→ **What the task asks**
Beginning at the line containing "Read this page and output its text content." and continuing to the end of the records below, give each line again exactly as it stands, and only those lines.

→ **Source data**
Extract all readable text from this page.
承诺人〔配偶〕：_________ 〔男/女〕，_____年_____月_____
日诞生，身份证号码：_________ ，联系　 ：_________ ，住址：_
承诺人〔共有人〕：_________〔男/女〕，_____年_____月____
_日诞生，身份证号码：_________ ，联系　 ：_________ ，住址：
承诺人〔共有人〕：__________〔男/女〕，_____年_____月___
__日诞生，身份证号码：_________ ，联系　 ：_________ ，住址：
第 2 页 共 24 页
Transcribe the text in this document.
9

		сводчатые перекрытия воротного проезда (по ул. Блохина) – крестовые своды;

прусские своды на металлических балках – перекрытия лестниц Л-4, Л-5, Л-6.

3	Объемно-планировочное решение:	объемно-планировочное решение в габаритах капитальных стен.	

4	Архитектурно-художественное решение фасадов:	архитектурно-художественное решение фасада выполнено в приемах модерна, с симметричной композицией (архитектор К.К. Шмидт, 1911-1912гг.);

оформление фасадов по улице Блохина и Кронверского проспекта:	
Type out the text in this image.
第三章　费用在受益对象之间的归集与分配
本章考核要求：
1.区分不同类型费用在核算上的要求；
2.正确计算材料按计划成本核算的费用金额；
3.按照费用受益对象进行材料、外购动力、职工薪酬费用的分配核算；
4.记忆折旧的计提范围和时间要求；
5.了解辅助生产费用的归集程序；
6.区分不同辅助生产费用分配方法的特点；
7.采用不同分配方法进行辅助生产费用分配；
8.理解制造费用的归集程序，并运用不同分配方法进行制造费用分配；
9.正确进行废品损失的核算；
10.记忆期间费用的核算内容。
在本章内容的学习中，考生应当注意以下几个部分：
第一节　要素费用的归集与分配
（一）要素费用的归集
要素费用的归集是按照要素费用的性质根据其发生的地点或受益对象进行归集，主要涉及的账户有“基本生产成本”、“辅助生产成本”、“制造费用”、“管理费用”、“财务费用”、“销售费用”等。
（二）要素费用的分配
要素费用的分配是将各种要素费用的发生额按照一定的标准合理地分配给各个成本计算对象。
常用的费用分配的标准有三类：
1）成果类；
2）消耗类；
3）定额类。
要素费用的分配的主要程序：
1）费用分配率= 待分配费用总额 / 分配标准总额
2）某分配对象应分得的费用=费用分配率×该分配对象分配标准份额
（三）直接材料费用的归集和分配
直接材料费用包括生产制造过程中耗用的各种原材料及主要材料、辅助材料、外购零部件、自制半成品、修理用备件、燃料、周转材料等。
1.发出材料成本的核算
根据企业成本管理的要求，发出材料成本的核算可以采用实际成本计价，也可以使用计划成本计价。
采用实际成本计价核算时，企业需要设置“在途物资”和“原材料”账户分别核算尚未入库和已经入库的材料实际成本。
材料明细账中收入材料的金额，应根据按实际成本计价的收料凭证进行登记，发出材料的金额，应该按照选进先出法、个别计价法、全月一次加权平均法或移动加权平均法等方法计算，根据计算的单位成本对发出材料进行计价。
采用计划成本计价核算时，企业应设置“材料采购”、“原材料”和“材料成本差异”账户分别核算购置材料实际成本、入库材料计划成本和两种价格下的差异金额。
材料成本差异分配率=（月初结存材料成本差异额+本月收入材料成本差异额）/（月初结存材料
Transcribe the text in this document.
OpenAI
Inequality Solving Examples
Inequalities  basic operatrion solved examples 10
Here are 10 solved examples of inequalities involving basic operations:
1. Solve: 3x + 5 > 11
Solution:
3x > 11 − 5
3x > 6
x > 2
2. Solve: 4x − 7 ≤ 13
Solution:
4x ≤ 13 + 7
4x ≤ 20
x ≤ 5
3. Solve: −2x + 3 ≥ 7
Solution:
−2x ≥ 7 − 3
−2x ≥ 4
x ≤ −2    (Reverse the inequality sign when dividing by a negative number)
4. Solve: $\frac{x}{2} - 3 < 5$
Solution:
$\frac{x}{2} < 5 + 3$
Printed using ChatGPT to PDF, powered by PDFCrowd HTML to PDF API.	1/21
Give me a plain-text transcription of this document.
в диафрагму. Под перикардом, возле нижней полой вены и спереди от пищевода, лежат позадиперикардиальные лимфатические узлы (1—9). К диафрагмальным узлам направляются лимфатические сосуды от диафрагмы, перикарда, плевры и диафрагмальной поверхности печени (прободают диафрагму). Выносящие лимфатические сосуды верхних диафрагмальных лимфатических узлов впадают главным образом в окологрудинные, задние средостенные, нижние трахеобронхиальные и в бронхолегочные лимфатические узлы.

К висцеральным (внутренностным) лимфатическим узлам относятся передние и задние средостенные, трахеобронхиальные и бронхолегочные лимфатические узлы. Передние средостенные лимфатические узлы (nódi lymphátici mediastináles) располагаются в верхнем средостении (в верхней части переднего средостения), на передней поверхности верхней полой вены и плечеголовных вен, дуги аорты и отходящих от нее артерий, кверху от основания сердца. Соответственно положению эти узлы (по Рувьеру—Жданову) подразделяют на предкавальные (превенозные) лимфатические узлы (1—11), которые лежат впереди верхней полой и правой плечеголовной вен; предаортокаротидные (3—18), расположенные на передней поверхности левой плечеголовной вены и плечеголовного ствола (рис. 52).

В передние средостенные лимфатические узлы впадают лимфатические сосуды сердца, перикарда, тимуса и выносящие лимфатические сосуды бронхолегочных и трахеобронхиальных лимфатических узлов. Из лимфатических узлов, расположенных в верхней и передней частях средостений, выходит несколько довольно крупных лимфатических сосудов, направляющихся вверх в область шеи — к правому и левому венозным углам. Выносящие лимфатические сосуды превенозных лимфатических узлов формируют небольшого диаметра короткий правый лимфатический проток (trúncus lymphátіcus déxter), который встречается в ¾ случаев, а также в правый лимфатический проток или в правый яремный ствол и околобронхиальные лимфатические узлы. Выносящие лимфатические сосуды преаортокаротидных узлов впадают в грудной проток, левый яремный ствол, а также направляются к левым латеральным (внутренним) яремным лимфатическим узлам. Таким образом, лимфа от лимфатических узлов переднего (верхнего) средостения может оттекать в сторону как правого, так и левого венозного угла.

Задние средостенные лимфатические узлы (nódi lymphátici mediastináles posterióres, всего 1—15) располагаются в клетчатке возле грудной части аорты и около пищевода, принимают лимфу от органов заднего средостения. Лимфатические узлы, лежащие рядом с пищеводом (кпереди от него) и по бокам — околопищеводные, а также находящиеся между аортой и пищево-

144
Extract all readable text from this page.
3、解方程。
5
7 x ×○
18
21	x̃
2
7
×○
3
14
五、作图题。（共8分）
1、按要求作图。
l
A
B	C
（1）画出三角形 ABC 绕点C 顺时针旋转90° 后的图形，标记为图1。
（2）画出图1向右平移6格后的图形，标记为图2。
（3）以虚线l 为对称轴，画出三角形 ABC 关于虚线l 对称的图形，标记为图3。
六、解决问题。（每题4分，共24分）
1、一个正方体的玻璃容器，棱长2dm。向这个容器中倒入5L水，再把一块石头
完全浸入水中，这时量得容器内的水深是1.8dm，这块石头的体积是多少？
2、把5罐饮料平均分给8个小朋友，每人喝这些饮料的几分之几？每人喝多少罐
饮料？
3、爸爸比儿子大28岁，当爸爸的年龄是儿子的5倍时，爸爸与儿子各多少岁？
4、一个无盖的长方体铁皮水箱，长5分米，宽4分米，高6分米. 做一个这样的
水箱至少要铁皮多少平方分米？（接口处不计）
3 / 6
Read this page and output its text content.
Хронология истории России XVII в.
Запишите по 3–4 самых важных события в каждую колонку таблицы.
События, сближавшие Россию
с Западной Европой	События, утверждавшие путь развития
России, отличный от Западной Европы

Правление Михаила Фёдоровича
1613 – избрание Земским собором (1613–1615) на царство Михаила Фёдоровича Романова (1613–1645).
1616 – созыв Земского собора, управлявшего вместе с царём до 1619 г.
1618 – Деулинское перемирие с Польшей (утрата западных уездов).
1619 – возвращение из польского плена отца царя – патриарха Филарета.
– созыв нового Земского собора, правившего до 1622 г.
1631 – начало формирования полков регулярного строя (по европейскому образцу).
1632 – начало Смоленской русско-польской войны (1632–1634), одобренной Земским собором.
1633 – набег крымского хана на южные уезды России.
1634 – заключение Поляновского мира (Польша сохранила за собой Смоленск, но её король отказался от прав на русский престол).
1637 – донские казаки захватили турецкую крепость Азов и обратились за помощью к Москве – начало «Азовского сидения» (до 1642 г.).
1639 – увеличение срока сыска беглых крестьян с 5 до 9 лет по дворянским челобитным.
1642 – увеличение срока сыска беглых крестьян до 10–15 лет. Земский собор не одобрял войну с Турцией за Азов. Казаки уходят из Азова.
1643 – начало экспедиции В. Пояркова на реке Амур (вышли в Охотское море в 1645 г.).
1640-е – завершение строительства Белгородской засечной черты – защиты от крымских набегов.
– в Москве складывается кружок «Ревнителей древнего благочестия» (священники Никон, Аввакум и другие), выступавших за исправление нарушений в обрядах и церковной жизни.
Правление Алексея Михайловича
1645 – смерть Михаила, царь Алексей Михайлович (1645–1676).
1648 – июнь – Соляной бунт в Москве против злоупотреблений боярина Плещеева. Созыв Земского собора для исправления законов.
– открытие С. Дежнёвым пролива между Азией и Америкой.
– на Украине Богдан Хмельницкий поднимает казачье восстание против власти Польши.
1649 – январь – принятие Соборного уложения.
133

→ **Reply**
Read this page and output its text content.
Хронология истории России XVII в.
Запишите по 3–4 самых важных события в каждую колонку таблицы.
События, сближавшие Россию
с Западной Европой	События, утверждавшие путь развития
России, отличный от Западной Европы

Правление Михаила Фёдоровича
1613 – избрание Земским собором (1613–1615) на царство Михаила Фёдоровича Романова (1613–1645).
1616 – созыв Земского собора, управлявшего вместе с царём до 1619 г.
1618 – Деулинское перемирие с Польшей (утрата западных уездов).
1619 – возвращение из польского плена отца царя – патриарха Филарета.
– созыв нового Земского собора, правившего до 1622 г.
1631 – начало формирования полков регулярного строя (по европейскому образцу).
1632 – начало Смоленской русско-польской войны (1632–1634), одобренной Земским собором.
1633 – набег крымского хана на южные уезды России.
1634 – заключение Поляновского мира (Польша сохранила за собой Смоленск, но её король отказался от прав на русский престол).
1637 – донские казаки захватили турецкую крепость Азов и обратились за помощью к Москве – начало «Азовского сидения» (до 1642 г.).
1639 – увеличение срока сыска беглых крестьян с 5 до 9 лет по дворянским челобитным.
1642 – увеличение срока сыска беглых крестьян до 10–15 лет. Земский собор не одобрял войну с Турцией за Азов. Казаки уходят из Азова.
1643 – начало экспедиции В. Пояркова на реке Амур (вышли в Охотское море в 1645 г.).
1640-е – завершение строительства Белгородской засечной черты – защиты от крымских набегов.
– в Москве складывается кружок «Ревнителей древнего благочестия» (священники Никон, Аввакум и другие), выступавших за исправление нарушений в обрядах и церковной жизни.
Правление Алексея Михайловича
1645 – смерть Михаила, царь Алексей Михайлович (1645–1676).
1648 – июнь – Соляной бунт в Москве против злоупотреблений боярина Плещеева. Созыв Земского собора для исправления законов.
– открытие С. Дежнёвым пролива между Азией и Америкой.
– на Украине Богдан Хмельницкий поднимает казачье восстание против власти Польши.
1649 – январь – принятие Соборного уложения.
133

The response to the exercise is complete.